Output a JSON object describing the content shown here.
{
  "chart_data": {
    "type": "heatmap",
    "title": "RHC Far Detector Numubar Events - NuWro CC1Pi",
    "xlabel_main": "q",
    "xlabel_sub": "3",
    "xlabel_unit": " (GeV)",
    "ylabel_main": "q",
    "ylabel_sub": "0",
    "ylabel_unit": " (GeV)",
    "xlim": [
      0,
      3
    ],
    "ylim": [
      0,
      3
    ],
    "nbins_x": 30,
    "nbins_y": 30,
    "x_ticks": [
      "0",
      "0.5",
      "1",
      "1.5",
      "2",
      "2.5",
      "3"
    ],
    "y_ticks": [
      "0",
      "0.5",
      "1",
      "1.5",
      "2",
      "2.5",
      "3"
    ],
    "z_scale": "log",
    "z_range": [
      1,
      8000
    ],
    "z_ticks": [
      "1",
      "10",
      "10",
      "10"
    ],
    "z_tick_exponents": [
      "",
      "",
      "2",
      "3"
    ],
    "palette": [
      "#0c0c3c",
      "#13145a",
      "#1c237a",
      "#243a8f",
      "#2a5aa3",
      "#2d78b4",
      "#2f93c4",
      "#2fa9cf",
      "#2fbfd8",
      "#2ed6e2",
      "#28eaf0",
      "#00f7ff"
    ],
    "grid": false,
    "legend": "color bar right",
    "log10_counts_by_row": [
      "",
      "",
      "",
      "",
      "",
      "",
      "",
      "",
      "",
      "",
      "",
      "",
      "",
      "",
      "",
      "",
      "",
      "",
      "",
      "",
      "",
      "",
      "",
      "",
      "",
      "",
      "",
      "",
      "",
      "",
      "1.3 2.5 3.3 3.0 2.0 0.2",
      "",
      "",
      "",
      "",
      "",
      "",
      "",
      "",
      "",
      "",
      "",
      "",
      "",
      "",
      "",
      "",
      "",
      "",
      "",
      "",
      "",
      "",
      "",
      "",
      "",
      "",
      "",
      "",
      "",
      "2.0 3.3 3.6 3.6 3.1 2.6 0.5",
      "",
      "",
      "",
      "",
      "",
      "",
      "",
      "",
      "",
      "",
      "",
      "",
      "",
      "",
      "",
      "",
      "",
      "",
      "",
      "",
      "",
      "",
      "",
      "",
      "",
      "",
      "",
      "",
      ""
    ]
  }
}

══════════════════════════════

Transcribe the material above in its entirety. Match it exactly.

Output a JSON object describing the content shown here.
{
  "chart_data": {
    "type": "heatmap",
    "title": "RHC Far Detector Numubar Events - NuWro CC1Pi",
    "xlabel_main": "q",
    "xlabel_sub": "3",
    "xlabel_unit": " (GeV)",
    "ylabel_main": "q",
    "ylabel_sub": "0",
    "ylabel_unit": " (GeV)",
    "xlim": [
      0,
      3
    ],
    "ylim": [
      0,
      3
    ],
    "nbins_x": 30,
    "nbins_y": 30,
    "x_ticks": [
      "0",
      "0.5",
      "1",
      "1.5",
      "2",
      "2.5",
      "3"
    ],
    "y_ticks": [
      "0",
      "0.5",
      "1",
      "1.5",
      "2",
      "2.5",
      "3"
    ],
    "z_scale": "log",
    "z_range": [
      1,
      8000
    ],
    "z_ticks": [
      "1",
      "10",
      "10",
      "10"
    ],
    "z_tick_exponents": [
      "",
      "",
      "2",
      "3"
    ],
    "palette": [
      "#0c0c3c",
      "#13145a",
      "#1c237a",
      "#243a8f",
      "#2a5aa3",
      "#2d78b4",
      "#2f93c4",
      "#2fa9cf",
      "#2fbfd8",
      "#2ed6e2",
      "#28eaf0",
      "#00f7ff"
    ],
    "grid": false,
    "legend": "color bar right",
    "log10_counts_by_row": [
      "",
      "",
      "",
      "",
      "",
      "",
      "",
      "",
      "",
      "",
      "",
      "",
      "",
      "",
      "",
      "",
      "",
      "",
      "",
      "",
      "",
      "",
      "",
      "",
      "",
      "",
      "",
      "",
      "",
      "",
      "1.3 2.5 3.3 3.0 2.0 0.2",
      "",
      "",
      "",
      "",
      "",
      "",
      "",
      "",
      "",
      "",
      "",
      "",
      "",
      "",
      "",
      "",
      "",
      "",
      "",
      "",
      "",
      "",
      "",
      "",
      "",
      "",
      "",
      "",
      "",
      "2.0 3.3 3.6 3.6 3.1 2.6 0.5",
      "",
      "",
      "",
      "",
      "",
      "",
      "",
      "",
      "",
      "",
      "",
      "",
      "",
      "",
      "",
      "",
      "",
      "",
      "",
      "",
      "",
      "",
      "",
      "",
      "",
      "",
      "",
      "",
      ""
    ]
  }
}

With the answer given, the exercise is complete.